■ **What you should do**: In the listing below, find every line containing "name" and copy it out.

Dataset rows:
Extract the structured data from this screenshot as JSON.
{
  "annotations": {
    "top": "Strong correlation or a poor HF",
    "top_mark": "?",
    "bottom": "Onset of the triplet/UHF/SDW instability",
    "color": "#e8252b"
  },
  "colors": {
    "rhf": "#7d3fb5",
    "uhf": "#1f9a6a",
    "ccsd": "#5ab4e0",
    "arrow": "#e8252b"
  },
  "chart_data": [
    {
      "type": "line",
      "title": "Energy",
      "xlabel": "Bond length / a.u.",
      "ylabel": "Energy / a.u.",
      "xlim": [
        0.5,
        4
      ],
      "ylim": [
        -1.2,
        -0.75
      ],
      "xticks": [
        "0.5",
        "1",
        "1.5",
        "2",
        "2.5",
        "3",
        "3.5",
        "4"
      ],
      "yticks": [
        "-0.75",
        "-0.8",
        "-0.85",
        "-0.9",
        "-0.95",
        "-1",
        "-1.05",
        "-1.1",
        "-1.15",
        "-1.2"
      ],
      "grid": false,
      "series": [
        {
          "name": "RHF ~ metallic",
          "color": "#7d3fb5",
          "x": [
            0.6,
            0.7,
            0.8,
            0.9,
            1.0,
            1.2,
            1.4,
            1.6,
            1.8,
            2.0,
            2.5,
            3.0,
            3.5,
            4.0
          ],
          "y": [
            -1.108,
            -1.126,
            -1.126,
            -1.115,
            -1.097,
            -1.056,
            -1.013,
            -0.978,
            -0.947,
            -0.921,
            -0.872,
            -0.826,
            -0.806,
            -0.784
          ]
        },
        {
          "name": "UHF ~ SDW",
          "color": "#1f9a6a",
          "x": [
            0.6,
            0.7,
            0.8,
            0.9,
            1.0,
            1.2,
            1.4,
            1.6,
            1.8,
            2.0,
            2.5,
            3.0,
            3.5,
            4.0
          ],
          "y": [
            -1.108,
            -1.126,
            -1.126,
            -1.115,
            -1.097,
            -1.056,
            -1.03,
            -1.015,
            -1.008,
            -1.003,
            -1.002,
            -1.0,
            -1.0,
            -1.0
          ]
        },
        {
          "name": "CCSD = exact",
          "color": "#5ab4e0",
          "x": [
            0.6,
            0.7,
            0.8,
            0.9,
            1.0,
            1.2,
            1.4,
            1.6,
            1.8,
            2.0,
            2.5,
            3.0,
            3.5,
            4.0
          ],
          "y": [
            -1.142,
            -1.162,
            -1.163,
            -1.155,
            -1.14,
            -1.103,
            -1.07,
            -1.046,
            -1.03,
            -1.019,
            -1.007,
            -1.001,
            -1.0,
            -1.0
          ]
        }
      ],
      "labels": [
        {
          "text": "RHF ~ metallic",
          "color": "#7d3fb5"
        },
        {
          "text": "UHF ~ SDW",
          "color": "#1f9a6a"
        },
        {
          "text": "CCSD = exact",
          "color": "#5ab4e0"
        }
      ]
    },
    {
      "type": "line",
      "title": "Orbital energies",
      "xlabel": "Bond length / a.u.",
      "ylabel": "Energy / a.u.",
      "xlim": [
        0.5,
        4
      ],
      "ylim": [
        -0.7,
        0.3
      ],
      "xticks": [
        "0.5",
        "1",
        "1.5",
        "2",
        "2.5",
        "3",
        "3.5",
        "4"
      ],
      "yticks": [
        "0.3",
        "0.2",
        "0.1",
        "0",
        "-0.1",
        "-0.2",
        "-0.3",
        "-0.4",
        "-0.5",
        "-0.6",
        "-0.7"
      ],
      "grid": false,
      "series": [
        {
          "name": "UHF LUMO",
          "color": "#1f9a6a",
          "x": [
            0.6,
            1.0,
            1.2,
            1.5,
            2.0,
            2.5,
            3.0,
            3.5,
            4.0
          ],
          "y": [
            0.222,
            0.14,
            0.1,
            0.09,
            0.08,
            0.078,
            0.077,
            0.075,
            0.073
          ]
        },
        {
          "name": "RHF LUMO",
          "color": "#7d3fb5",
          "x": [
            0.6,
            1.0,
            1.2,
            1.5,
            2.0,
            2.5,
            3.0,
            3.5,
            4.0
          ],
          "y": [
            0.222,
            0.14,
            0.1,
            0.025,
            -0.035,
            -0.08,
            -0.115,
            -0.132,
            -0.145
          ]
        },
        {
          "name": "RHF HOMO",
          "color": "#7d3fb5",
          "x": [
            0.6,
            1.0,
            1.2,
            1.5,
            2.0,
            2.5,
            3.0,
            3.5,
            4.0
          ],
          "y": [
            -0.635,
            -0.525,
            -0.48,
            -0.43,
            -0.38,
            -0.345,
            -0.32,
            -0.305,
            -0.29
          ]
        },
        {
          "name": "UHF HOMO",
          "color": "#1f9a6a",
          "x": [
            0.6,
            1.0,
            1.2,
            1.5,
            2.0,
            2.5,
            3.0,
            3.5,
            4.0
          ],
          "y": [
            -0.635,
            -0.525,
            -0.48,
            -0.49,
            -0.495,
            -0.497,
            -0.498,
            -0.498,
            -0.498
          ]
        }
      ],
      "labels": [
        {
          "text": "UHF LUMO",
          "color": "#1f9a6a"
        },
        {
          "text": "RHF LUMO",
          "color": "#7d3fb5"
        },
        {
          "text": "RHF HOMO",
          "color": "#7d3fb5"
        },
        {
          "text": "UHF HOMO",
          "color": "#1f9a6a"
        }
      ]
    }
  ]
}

■ **Finished task**:
          "name": "RHF ~ metallic",
          "name": "UHF ~ SDW",
          "name": "CCSD = exact",
          "name": "UHF LUMO",
          "name": "RHF LUMO",
          "name": "RHF HOMO",
          "name": "UHF HOMO",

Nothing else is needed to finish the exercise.